* WHAT TO DO
Pictures in the records should not be copied, but every other part must be repeated exactly.

——

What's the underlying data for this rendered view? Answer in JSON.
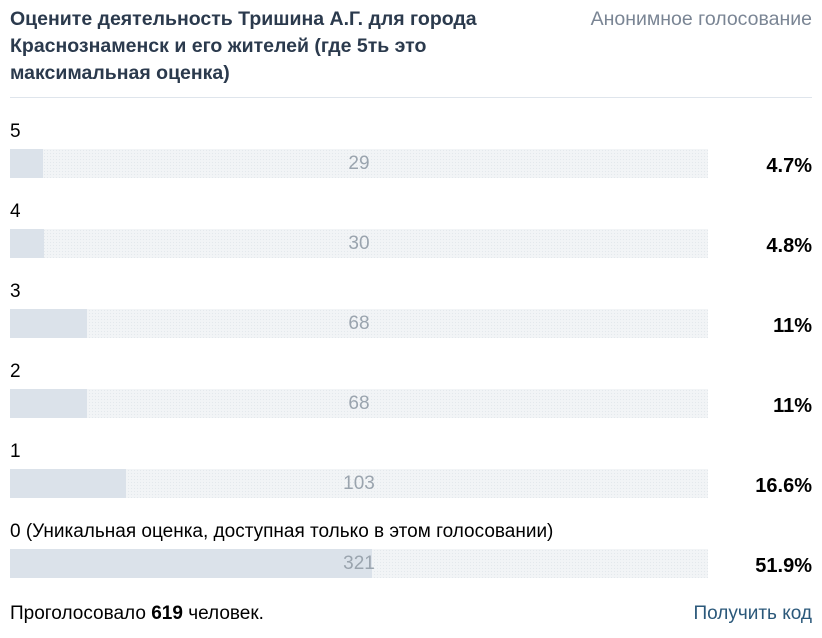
{
  "poll": {
    "title": "Оцените деятельность Тришина А.Г. для города Краснознаменск и его жителей (где 5ть это максимальная оценка)",
    "anonymous_label": "Анонимное голосование",
    "options": [
      {
        "label": "5",
        "count": "29",
        "percent": "4.7%",
        "share": 4.7
      },
      {
        "label": "4",
        "count": "30",
        "percent": "4.8%",
        "share": 4.8
      },
      {
        "label": "3",
        "count": "68",
        "percent": "11%",
        "share": 11
      },
      {
        "label": "2",
        "count": "68",
        "percent": "11%",
        "share": 11
      },
      {
        "label": "1",
        "count": "103",
        "percent": "16.6%",
        "share": 16.6
      },
      {
        "label": "0 (Уникальная оценка, доступная только в этом голосовании)",
        "count": "321",
        "percent": "51.9%",
        "share": 51.9
      }
    ],
    "footer": {
      "voted_prefix": "Проголосовало",
      "voted_total": "619",
      "voted_suffix": "человек.",
      "get_code_label": "Получить код"
    }
  },
  "colors": {
    "title": "#2b3a4d",
    "muted": "#7a8594",
    "bar_fill": "#dbe2ea",
    "bar_track": "#f2f4f6",
    "link": "#2b587a"
  }
}
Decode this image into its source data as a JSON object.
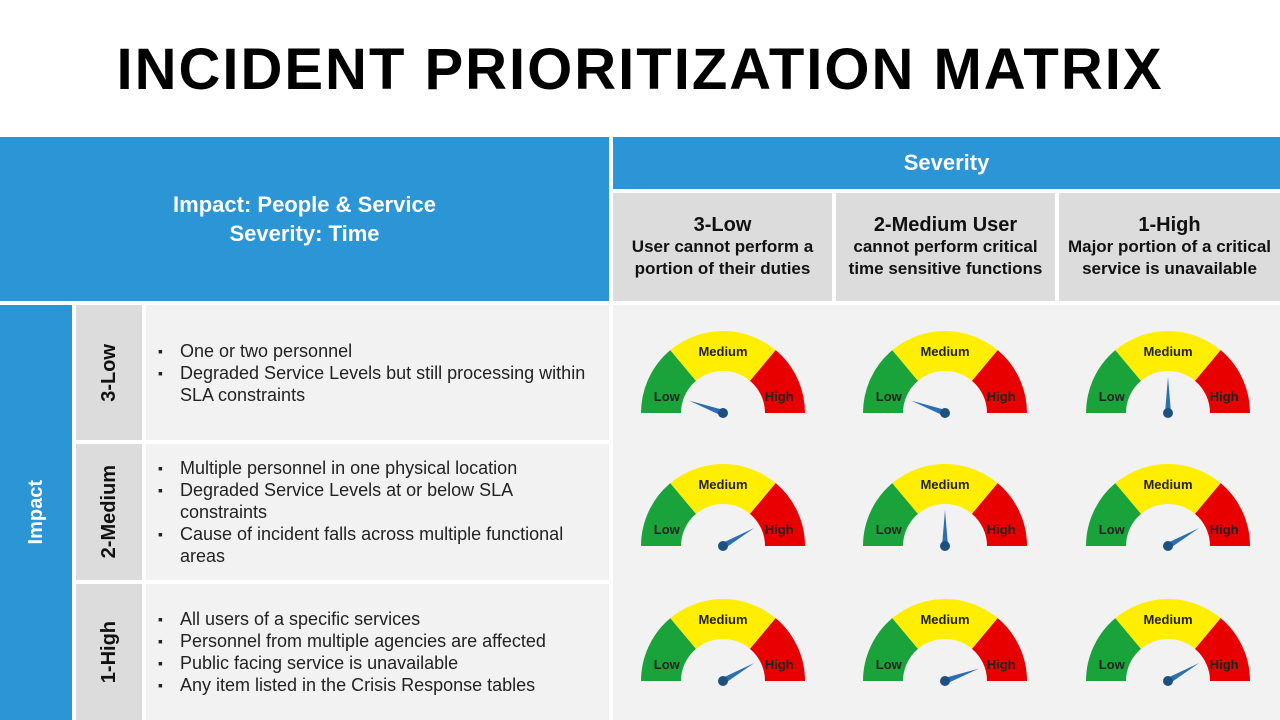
{
  "title": "INCIDENT PRIORITIZATION MATRIX",
  "header": {
    "impact_line": "Impact: People & Service",
    "severity_line": "Severity: Time",
    "severity_title": "Severity",
    "impact_title": "Impact"
  },
  "columns": [
    {
      "level": "3-Low",
      "desc": "User cannot perform a portion of their duties"
    },
    {
      "level": "2-Medium User",
      "desc": "cannot perform critical time sensitive functions"
    },
    {
      "level": "1-High",
      "desc": "Major portion of a critical service is unavailable"
    }
  ],
  "rows": [
    {
      "level": "3-Low",
      "bullets": [
        "One or two personnel",
        "Degraded Service Levels but still processing within SLA constraints"
      ]
    },
    {
      "level": "2-Medium",
      "bullets": [
        "Multiple personnel in one physical location",
        "Degraded Service Levels at or below SLA constraints",
        "Cause of incident falls across multiple functional areas"
      ]
    },
    {
      "level": "1-High",
      "bullets": [
        "All users of a specific services",
        "Personnel from multiple agencies are affected",
        "Public facing service is unavailable",
        "Any item listed in the Crisis Response tables"
      ]
    }
  ],
  "gauge_labels": {
    "low": "Low",
    "medium": "Medium",
    "high": "High"
  },
  "gauge_colors": {
    "low": "#1aa33a",
    "medium": "#ffee00",
    "high": "#e80000",
    "needle": "#2a6fb0"
  },
  "gauges": [
    [
      {
        "needle_deg": 20
      },
      {
        "needle_deg": 20
      },
      {
        "needle_deg": 90
      }
    ],
    [
      {
        "needle_deg": 150
      },
      {
        "needle_deg": 90
      },
      {
        "needle_deg": 150
      }
    ],
    [
      {
        "needle_deg": 150
      },
      {
        "needle_deg": 160
      },
      {
        "needle_deg": 150
      }
    ]
  ]
}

——

* RESPONSE TO THIS TASK
What's the underlying data for this rendered view? Answer in JSON.
{
  "poll": {
    "title": "Оцените деятельность Тришина А.Г. для города Краснознаменск и его жителей (где 5ть это максимальная оценка)",
    "anonymous_label": "Анонимное голосование",
    "options": [
      {
        "label": "5",
        "count": "29",
        "percent": "4.7%",
        "share": 4.7
      },
      {
        "label": "4",
        "count": "30",
        "percent": "4.8%",
        "share": 4.8
      },
      {
        "label": "3",
        "count": "68",
        "percent": "11%",
        "share": 11
      },
      {
        "label": "2",
        "count": "68",
        "percent": "11%",
        "share": 11
      },
      {
        "label": "1",
        "count": "103",
        "percent": "16.6%",
        "share": 16.6
      },
      {
        "label": "0 (Уникальная оценка, доступная только в этом голосовании)",
        "count": "321",
        "percent": "51.9%",
        "share": 51.9
      }
    ],
    "footer": {
      "voted_prefix": "Проголосовало",
      "voted_total": "619",
      "voted_suffix": "человек.",
      "get_code_label": "Получить код"
    }
  },
  "colors": {
    "title": "#2b3a4d",
    "muted": "#7a8594",
    "bar_fill": "#dbe2ea",
    "bar_track": "#f2f4f6",
    "link": "#2b587a"
  }
}
Decode this image into its source data as a JSON object.
{
  "title": "INCIDENT PRIORITIZATION MATRIX",
  "header": {
    "impact_line": "Impact: People & Service",
    "severity_line": "Severity: Time",
    "severity_title": "Severity",
    "impact_title": "Impact"
  },
  "columns": [
    {
      "level": "3-Low",
      "desc": "User cannot perform a portion of their duties"
    },
    {
      "level": "2-Medium User",
      "desc": "cannot perform critical time sensitive functions"
    },
    {
      "level": "1-High",
      "desc": "Major portion of a critical service is unavailable"
    }
  ],
  "rows": [
    {
      "level": "3-Low",
      "bullets": [
        "One or two personnel",
        "Degraded Service Levels but still processing within SLA constraints"
      ]
    },
    {
      "level": "2-Medium",
      "bullets": [
        "Multiple personnel in one physical location",
        "Degraded Service Levels at or below SLA constraints",
        "Cause of incident falls across multiple functional areas"
      ]
    },
    {
      "level": "1-High",
      "bullets": [
        "All users of a specific services",
        "Personnel from multiple agencies are affected",
        "Public facing service is unavailable",
        "Any item listed in the Crisis Response tables"
      ]
    }
  ],
  "gauge_labels": {
    "low": "Low",
    "medium": "Medium",
    "high": "High"
  },
  "gauge_colors": {
    "low": "#1aa33a",
    "medium": "#ffee00",
    "high": "#e80000",
    "needle": "#2a6fb0"
  },
  "gauges": [
    [
      {
        "needle_deg": 20
      },
      {
        "needle_deg": 20
      },
      {
        "needle_deg": 90
      }
    ],
    [
      {
        "needle_deg": 150
      },
      {
        "needle_deg": 90
      },
      {
        "needle_deg": 150
      }
    ],
    [
      {
        "needle_deg": 150
      },
      {
        "needle_deg": 160
      },
      {
        "needle_deg": 150
      }
    ]
  ]
}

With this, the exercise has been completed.